PROBLEM:
Write out each line that follows exactly as it stands, without the pictures.

[Entries from a dataset]

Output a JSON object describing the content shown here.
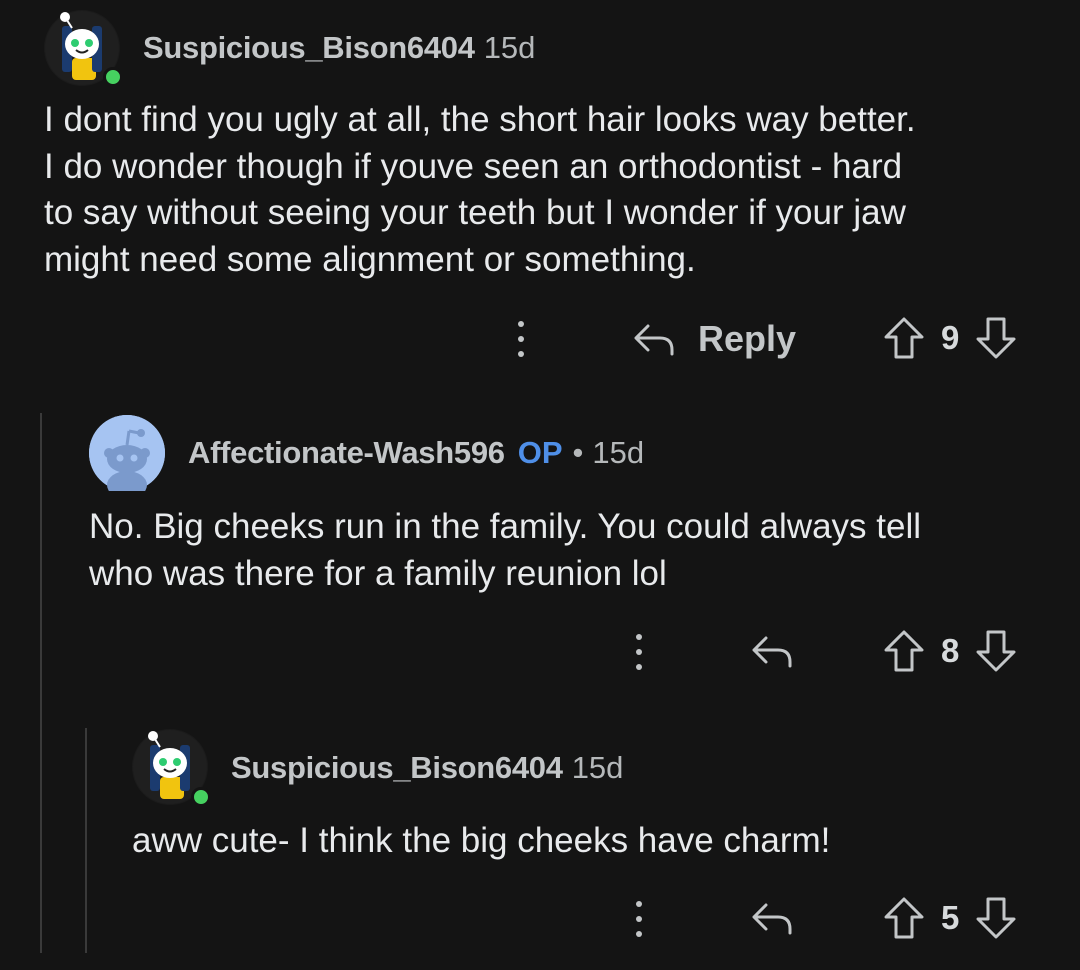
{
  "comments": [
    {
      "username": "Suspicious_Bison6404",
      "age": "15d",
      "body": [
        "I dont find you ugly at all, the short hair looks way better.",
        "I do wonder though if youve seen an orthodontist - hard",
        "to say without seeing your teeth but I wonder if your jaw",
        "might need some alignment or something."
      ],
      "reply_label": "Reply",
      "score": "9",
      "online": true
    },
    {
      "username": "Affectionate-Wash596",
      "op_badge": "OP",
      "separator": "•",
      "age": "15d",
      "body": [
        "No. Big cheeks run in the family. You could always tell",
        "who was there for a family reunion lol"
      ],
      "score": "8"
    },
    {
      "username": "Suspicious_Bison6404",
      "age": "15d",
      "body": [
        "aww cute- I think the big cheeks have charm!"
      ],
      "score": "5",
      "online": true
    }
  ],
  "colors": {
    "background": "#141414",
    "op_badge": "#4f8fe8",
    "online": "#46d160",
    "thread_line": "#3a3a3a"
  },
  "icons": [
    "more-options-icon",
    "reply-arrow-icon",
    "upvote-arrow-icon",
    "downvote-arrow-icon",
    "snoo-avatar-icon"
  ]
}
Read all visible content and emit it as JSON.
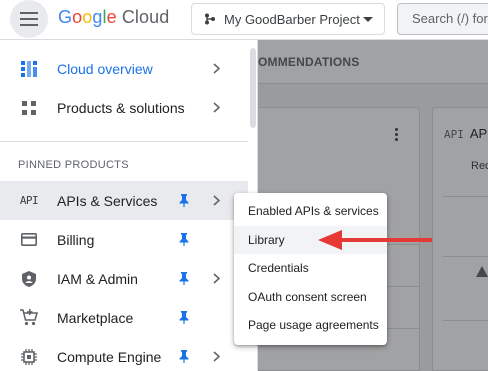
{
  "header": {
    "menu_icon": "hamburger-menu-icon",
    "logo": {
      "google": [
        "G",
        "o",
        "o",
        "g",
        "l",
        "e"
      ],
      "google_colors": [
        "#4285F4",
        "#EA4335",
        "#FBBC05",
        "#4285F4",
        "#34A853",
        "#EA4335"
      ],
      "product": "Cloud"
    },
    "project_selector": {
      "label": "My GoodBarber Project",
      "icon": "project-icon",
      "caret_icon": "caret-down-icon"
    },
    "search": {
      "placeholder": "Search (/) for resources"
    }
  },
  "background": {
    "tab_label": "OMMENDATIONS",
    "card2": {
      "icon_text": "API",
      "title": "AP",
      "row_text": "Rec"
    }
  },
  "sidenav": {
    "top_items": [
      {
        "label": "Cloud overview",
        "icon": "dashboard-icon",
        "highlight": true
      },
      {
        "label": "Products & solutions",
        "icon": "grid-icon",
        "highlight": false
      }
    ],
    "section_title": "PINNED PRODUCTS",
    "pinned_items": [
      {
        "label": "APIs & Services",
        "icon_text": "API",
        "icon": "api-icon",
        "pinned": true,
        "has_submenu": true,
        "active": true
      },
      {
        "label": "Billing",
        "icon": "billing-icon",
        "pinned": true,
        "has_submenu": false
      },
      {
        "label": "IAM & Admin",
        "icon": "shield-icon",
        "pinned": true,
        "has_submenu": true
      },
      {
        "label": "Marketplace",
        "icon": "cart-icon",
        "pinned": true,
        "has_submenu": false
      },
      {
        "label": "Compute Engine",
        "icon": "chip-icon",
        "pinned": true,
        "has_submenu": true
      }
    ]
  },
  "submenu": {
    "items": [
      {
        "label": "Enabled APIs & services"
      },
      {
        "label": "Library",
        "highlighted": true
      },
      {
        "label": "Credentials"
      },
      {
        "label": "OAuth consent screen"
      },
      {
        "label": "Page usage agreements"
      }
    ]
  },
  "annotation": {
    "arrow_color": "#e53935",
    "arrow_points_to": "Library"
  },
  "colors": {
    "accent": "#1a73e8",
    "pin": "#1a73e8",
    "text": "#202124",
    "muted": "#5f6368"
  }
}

ANSWER TO THE EXERCISE:
Output a JSON object describing the content shown here.
{
  "comments": [
    {
      "username": "Suspicious_Bison6404",
      "age": "15d",
      "body": [
        "I dont find you ugly at all, the short hair looks way better.",
        "I do wonder though if youve seen an orthodontist - hard",
        "to say without seeing your teeth but I wonder if your jaw",
        "might need some alignment or something."
      ],
      "reply_label": "Reply",
      "score": "9",
      "online": true
    },
    {
      "username": "Affectionate-Wash596",
      "op_badge": "OP",
      "separator": "•",
      "age": "15d",
      "body": [
        "No. Big cheeks run in the family. You could always tell",
        "who was there for a family reunion lol"
      ],
      "score": "8"
    },
    {
      "username": "Suspicious_Bison6404",
      "age": "15d",
      "body": [
        "aww cute- I think the big cheeks have charm!"
      ],
      "score": "5",
      "online": true
    }
  ],
  "colors": {
    "background": "#141414",
    "op_badge": "#4f8fe8",
    "online": "#46d160",
    "thread_line": "#3a3a3a"
  },
  "icons": [
    "more-options-icon",
    "reply-arrow-icon",
    "upvote-arrow-icon",
    "downvote-arrow-icon",
    "snoo-avatar-icon"
  ]
}
Read all visible content and emit it as JSON.
{
  "header": {
    "menu_icon": "hamburger-menu-icon",
    "logo": {
      "google": [
        "G",
        "o",
        "o",
        "g",
        "l",
        "e"
      ],
      "google_colors": [
        "#4285F4",
        "#EA4335",
        "#FBBC05",
        "#4285F4",
        "#34A853",
        "#EA4335"
      ],
      "product": "Cloud"
    },
    "project_selector": {
      "label": "My GoodBarber Project",
      "icon": "project-icon",
      "caret_icon": "caret-down-icon"
    },
    "search": {
      "placeholder": "Search (/) for resources"
    }
  },
  "background": {
    "tab_label": "OMMENDATIONS",
    "card2": {
      "icon_text": "API",
      "title": "AP",
      "row_text": "Rec"
    }
  },
  "sidenav": {
    "top_items": [
      {
        "label": "Cloud overview",
        "icon": "dashboard-icon",
        "highlight": true
      },
      {
        "label": "Products & solutions",
        "icon": "grid-icon",
        "highlight": false
      }
    ],
    "section_title": "PINNED PRODUCTS",
    "pinned_items": [
      {
        "label": "APIs & Services",
        "icon_text": "API",
        "icon": "api-icon",
        "pinned": true,
        "has_submenu": true,
        "active": true
      },
      {
        "label": "Billing",
        "icon": "billing-icon",
        "pinned": true,
        "has_submenu": false
      },
      {
        "label": "IAM & Admin",
        "icon": "shield-icon",
        "pinned": true,
        "has_submenu": true
      },
      {
        "label": "Marketplace",
        "icon": "cart-icon",
        "pinned": true,
        "has_submenu": false
      },
      {
        "label": "Compute Engine",
        "icon": "chip-icon",
        "pinned": true,
        "has_submenu": true
      }
    ]
  },
  "submenu": {
    "items": [
      {
        "label": "Enabled APIs & services"
      },
      {
        "label": "Library",
        "highlighted": true
      },
      {
        "label": "Credentials"
      },
      {
        "label": "OAuth consent screen"
      },
      {
        "label": "Page usage agreements"
      }
    ]
  },
  "annotation": {
    "arrow_color": "#e53935",
    "arrow_points_to": "Library"
  },
  "colors": {
    "accent": "#1a73e8",
    "pin": "#1a73e8",
    "text": "#202124",
    "muted": "#5f6368"
  }
}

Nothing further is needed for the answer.